------ MATERIALS PROVIDED ------

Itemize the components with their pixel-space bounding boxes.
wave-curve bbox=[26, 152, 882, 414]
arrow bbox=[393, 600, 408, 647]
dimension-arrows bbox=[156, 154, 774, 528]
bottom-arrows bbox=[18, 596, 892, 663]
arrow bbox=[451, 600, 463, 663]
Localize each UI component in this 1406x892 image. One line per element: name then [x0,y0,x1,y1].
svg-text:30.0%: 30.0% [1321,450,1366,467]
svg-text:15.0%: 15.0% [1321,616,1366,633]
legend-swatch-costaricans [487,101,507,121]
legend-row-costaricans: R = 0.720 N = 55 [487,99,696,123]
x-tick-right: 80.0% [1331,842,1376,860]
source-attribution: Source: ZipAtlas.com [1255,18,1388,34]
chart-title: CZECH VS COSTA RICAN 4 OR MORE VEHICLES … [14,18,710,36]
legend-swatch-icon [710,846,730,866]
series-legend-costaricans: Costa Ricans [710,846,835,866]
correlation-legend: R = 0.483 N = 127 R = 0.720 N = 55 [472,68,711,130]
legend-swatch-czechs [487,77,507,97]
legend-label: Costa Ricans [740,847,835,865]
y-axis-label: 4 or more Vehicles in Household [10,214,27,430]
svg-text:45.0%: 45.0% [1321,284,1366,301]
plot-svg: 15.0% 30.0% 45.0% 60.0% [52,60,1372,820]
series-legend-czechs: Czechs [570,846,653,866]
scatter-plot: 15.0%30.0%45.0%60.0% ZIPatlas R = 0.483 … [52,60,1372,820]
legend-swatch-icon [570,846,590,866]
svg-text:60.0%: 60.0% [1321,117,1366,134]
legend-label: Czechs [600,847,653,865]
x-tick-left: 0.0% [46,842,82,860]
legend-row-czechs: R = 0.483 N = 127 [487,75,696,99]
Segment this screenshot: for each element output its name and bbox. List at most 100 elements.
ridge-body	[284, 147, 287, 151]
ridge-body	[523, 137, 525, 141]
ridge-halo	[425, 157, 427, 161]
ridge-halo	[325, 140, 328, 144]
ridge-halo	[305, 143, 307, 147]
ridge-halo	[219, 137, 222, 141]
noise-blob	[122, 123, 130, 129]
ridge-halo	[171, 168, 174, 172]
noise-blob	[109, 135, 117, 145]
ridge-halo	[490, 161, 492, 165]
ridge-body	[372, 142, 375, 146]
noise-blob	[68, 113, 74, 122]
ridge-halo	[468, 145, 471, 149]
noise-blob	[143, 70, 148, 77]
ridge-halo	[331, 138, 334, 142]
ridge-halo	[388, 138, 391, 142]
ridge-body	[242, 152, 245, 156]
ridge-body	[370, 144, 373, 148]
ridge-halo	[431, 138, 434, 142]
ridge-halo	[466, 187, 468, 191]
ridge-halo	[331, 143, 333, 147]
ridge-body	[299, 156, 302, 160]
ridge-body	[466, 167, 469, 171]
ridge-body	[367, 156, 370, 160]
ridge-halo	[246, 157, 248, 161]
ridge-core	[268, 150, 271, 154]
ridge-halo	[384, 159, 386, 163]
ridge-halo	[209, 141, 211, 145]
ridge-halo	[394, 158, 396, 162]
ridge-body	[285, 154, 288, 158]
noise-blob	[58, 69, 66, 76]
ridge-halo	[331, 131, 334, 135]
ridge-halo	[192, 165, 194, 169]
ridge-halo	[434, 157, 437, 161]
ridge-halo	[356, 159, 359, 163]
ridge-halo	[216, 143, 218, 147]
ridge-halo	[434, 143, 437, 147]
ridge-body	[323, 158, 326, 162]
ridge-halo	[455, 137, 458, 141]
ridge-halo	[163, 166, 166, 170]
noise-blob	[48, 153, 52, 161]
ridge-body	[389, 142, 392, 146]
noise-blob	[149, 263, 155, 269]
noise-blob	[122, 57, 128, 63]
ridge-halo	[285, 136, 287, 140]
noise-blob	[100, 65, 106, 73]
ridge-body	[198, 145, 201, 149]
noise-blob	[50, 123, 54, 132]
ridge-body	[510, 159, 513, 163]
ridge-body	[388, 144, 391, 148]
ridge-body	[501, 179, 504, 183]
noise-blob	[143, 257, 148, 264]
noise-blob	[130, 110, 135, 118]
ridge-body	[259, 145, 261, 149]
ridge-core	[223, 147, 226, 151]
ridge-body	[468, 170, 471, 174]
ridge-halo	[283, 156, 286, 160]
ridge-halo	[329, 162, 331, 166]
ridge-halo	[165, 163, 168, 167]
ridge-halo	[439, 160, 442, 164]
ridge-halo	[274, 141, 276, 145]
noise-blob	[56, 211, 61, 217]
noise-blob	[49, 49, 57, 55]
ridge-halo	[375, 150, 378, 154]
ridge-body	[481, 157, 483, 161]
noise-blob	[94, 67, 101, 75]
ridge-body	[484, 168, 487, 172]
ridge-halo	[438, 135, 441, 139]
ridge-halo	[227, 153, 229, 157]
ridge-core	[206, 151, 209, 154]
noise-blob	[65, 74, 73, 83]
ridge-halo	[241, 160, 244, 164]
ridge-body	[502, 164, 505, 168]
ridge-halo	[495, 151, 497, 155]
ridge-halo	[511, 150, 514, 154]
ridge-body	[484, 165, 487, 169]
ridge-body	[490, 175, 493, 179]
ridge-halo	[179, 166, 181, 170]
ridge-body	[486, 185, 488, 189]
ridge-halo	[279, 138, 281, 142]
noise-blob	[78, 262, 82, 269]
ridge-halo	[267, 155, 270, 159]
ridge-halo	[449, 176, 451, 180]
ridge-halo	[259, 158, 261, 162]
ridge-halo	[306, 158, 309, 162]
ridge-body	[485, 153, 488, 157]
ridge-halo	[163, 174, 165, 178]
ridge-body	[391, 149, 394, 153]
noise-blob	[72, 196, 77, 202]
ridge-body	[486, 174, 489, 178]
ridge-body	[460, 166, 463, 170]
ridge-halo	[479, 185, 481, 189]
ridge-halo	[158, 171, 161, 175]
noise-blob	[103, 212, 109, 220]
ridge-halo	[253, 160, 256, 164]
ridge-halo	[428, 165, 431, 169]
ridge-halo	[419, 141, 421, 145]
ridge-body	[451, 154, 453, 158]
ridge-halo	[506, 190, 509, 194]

------

◆ **STATED TASK**: Reproduce the items word for word, starting at the very beginning of the items and ending at the line that contains "arrow bbox=[451, 600, 463, 663]". Include both the first and last of those lines.

◆ **RESPONSE BELOW**:
Itemize the components with their pixel-space bounding boxes.
wave-curve bbox=[26, 152, 882, 414]
arrow bbox=[393, 600, 408, 647]
dimension-arrows bbox=[156, 154, 774, 528]
bottom-arrows bbox=[18, 596, 892, 663]
arrow bbox=[451, 600, 463, 663]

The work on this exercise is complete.